* The task
Output all of the data below exactly as given.

* Supplied entries
========

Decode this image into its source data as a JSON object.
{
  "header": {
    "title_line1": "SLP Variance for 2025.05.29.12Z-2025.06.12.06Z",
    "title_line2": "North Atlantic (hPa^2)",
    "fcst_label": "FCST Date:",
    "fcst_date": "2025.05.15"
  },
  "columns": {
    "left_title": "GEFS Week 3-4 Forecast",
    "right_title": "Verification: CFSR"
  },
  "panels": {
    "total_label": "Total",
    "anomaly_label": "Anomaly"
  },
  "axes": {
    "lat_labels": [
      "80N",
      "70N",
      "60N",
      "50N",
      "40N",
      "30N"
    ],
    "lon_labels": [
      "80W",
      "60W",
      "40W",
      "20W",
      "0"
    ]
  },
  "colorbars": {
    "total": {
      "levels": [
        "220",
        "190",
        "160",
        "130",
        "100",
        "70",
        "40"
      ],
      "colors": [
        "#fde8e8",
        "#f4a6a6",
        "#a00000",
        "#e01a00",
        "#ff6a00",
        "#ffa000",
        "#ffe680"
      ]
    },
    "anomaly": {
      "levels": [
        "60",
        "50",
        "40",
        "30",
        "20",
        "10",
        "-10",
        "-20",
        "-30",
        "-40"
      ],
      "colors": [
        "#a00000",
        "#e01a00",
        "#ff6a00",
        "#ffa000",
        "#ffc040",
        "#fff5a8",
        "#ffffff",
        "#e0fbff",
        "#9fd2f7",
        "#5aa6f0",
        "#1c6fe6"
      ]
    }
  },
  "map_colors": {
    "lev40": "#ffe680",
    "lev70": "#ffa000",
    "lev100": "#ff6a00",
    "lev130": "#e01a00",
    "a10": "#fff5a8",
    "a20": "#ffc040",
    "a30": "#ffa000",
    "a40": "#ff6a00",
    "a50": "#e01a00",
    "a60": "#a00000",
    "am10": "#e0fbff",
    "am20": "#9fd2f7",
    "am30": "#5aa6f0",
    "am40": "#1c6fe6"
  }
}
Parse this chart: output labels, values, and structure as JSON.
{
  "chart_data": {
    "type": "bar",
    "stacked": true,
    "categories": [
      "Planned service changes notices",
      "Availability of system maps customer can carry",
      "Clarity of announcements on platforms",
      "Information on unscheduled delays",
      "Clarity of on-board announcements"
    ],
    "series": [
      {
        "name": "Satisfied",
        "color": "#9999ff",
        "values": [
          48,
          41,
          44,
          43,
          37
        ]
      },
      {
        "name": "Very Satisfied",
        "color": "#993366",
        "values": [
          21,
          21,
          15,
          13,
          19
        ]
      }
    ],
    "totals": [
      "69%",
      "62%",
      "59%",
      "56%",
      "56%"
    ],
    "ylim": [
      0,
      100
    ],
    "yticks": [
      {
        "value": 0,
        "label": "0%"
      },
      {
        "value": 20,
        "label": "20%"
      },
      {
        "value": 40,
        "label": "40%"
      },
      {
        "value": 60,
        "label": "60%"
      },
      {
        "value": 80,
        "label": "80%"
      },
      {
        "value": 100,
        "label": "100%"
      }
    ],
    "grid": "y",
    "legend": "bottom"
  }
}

========

* Response for this exercise
Decode this image into its source data as a JSON object.
{
  "header": {
    "title_line1": "SLP Variance for 2025.05.29.12Z-2025.06.12.06Z",
    "title_line2": "North Atlantic (hPa^2)",
    "fcst_label": "FCST Date:",
    "fcst_date": "2025.05.15"
  },
  "columns": {
    "left_title": "GEFS Week 3-4 Forecast",
    "right_title": "Verification: CFSR"
  },
  "panels": {
    "total_label": "Total",
    "anomaly_label": "Anomaly"
  },
  "axes": {
    "lat_labels": [
      "80N",
      "70N",
      "60N",
      "50N",
      "40N",
      "30N"
    ],
    "lon_labels": [
      "80W",
      "60W",
      "40W",
      "20W",
      "0"
    ]
  },
  "colorbars": {
    "total": {
      "levels": [
        "220",
        "190",
        "160",
        "130",
        "100",
        "70",
        "40"
      ],
      "colors": [
        "#fde8e8",
        "#f4a6a6",
        "#a00000",
        "#e01a00",
        "#ff6a00",
        "#ffa000",
        "#ffe680"
      ]
    },
    "anomaly": {
      "levels": [
        "60",
        "50",
        "40",
        "30",
        "20",
        "10",
        "-10",
        "-20",
        "-30",
        "-40"
      ],
      "colors": [
        "#a00000",
        "#e01a00",
        "#ff6a00",
        "#ffa000",
        "#ffc040",
        "#fff5a8",
        "#ffffff",
        "#e0fbff",
        "#9fd2f7",
        "#5aa6f0",
        "#1c6fe6"
      ]
    }
  },
  "map_colors": {
    "lev40": "#ffe680",
    "lev70": "#ffa000",
    "lev100": "#ff6a00",
    "lev130": "#e01a00",
    "a10": "#fff5a8",
    "a20": "#ffc040",
    "a30": "#ffa000",
    "a40": "#ff6a00",
    "a50": "#e01a00",
    "a60": "#a00000",
    "am10": "#e0fbff",
    "am20": "#9fd2f7",
    "am30": "#5aa6f0",
    "am40": "#1c6fe6"
  }
}
Parse this chart: output labels, values, and structure as JSON.
{
  "chart_data": {
    "type": "bar",
    "stacked": true,
    "categories": [
      "Planned service changes notices",
      "Availability of system maps customer can carry",
      "Clarity of announcements on platforms",
      "Information on unscheduled delays",
      "Clarity of on-board announcements"
    ],
    "series": [
      {
        "name": "Satisfied",
        "color": "#9999ff",
        "values": [
          48,
          41,
          44,
          43,
          37
        ]
      },
      {
        "name": "Very Satisfied",
        "color": "#993366",
        "values": [
          21,
          21,
          15,
          13,
          19
        ]
      }
    ],
    "totals": [
      "69%",
      "62%",
      "59%",
      "56%",
      "56%"
    ],
    "ylim": [
      0,
      100
    ],
    "yticks": [
      {
        "value": 0,
        "label": "0%"
      },
      {
        "value": 20,
        "label": "20%"
      },
      {
        "value": 40,
        "label": "40%"
      },
      {
        "value": 60,
        "label": "60%"
      },
      {
        "value": 80,
        "label": "80%"
      },
      {
        "value": 100,
        "label": "100%"
      }
    ],
    "grid": "y",
    "legend": "bottom"
  }
}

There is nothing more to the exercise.